>> begin The records

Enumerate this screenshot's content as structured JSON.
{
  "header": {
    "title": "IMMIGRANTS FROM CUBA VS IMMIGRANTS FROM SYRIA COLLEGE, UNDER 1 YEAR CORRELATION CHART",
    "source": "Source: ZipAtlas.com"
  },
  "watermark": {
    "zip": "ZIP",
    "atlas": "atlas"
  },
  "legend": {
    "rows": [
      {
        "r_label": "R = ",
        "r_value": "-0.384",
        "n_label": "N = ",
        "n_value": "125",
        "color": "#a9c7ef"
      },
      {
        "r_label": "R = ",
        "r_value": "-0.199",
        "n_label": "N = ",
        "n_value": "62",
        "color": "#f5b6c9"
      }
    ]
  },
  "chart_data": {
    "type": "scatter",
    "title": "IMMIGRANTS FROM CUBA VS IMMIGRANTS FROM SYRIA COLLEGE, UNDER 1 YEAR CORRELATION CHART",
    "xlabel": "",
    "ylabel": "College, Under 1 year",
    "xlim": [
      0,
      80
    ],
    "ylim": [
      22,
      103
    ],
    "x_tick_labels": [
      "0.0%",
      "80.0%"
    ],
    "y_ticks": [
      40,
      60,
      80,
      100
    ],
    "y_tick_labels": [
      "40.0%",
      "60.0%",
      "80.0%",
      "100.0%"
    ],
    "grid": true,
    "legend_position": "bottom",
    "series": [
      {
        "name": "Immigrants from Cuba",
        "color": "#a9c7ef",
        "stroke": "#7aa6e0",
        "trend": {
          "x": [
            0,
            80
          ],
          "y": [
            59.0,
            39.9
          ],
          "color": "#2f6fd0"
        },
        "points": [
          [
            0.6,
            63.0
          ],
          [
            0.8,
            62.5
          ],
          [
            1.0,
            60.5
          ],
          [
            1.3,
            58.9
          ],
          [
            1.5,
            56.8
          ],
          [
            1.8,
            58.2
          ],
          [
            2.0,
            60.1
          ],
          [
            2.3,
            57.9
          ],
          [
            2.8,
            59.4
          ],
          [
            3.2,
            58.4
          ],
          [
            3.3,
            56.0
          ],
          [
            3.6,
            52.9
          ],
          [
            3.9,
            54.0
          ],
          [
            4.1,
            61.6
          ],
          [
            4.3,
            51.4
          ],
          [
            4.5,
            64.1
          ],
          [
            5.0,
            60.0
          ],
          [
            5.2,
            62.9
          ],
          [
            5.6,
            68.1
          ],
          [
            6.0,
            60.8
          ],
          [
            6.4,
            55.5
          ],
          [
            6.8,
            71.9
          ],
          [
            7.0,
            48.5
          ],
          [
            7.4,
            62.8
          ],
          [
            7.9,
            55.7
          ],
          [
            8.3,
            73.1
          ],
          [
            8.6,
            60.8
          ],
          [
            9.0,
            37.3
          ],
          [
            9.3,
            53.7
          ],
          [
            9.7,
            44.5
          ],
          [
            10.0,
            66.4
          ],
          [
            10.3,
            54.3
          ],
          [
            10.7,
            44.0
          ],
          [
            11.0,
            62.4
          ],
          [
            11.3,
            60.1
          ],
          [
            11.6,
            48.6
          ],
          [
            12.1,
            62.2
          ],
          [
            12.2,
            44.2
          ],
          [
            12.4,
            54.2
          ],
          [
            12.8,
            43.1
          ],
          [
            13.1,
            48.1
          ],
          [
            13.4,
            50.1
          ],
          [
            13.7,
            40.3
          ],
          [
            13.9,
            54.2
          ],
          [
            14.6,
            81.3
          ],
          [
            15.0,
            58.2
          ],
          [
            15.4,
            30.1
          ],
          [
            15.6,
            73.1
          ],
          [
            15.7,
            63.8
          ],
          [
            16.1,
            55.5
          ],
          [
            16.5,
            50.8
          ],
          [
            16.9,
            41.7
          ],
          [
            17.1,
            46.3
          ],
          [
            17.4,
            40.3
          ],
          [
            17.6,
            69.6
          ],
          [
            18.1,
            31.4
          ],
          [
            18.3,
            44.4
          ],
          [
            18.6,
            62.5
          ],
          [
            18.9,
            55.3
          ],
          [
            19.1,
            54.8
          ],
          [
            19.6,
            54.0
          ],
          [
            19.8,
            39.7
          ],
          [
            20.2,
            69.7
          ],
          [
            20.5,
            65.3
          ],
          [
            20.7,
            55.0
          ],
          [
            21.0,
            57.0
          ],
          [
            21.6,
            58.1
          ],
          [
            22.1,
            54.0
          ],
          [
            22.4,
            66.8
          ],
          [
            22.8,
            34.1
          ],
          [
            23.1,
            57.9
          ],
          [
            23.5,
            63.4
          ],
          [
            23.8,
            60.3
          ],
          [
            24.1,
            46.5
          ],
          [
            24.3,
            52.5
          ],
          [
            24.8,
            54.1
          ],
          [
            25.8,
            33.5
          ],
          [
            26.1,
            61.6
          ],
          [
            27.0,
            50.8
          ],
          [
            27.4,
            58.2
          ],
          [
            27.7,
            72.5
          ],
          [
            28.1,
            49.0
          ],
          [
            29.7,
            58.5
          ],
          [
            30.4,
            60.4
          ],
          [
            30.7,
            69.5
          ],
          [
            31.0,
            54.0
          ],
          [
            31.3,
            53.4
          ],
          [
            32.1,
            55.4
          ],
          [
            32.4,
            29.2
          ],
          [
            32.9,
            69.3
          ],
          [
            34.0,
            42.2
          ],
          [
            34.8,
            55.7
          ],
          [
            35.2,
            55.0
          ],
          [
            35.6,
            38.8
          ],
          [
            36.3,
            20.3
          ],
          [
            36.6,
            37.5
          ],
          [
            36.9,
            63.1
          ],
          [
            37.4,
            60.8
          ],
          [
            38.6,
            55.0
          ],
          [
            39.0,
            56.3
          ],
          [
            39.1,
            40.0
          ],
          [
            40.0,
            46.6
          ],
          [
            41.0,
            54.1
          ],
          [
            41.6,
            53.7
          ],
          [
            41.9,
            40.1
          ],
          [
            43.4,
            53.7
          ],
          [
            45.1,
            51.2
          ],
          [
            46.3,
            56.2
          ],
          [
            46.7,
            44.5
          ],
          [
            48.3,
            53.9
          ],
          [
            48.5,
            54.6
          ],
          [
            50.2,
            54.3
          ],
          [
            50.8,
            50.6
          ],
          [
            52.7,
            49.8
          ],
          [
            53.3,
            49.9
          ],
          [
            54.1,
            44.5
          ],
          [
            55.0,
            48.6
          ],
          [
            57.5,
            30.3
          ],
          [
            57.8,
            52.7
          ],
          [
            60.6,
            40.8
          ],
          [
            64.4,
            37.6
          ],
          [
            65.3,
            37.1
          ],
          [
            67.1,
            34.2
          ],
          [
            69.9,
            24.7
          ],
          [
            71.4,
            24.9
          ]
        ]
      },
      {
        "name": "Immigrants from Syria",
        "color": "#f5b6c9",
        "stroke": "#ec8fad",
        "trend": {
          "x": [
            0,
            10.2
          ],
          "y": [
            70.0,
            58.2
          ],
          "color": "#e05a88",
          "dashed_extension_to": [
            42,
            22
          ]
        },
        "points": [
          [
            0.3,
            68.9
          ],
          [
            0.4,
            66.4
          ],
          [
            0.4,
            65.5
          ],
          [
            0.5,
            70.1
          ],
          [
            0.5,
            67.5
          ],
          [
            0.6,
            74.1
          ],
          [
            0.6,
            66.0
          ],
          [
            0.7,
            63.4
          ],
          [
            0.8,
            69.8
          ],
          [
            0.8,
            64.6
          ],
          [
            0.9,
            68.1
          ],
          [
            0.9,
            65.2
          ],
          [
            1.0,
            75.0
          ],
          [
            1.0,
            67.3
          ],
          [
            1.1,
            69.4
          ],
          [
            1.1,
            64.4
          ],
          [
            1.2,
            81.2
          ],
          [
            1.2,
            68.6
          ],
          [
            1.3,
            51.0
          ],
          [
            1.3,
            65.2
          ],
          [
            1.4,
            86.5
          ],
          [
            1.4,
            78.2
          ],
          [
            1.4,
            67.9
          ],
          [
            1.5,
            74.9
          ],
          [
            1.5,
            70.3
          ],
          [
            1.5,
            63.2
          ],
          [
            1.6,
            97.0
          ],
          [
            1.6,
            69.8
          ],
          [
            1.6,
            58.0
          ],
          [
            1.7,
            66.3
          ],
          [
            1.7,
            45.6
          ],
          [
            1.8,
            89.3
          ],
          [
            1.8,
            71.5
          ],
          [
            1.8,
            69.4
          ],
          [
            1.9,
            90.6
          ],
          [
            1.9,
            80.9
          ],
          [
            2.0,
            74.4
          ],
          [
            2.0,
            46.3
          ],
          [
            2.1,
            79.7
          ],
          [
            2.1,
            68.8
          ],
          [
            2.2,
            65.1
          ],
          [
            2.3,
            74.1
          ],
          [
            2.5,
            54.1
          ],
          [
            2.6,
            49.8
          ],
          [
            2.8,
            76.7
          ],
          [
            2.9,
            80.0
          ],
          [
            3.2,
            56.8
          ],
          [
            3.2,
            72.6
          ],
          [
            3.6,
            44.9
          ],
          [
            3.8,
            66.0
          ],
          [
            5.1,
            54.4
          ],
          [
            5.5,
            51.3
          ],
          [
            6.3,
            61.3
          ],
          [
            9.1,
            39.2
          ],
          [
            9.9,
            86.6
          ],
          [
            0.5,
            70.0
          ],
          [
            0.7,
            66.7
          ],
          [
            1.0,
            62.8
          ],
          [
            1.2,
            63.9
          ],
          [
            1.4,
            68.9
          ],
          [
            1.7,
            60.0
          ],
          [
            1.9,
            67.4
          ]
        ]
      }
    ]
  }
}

>> end The records

## Work instructions
Track down every line holding the string "name" and copy it.

## Exercise response
        "name": "Immigrants from Cuba",
        "name": "Immigrants from Syria",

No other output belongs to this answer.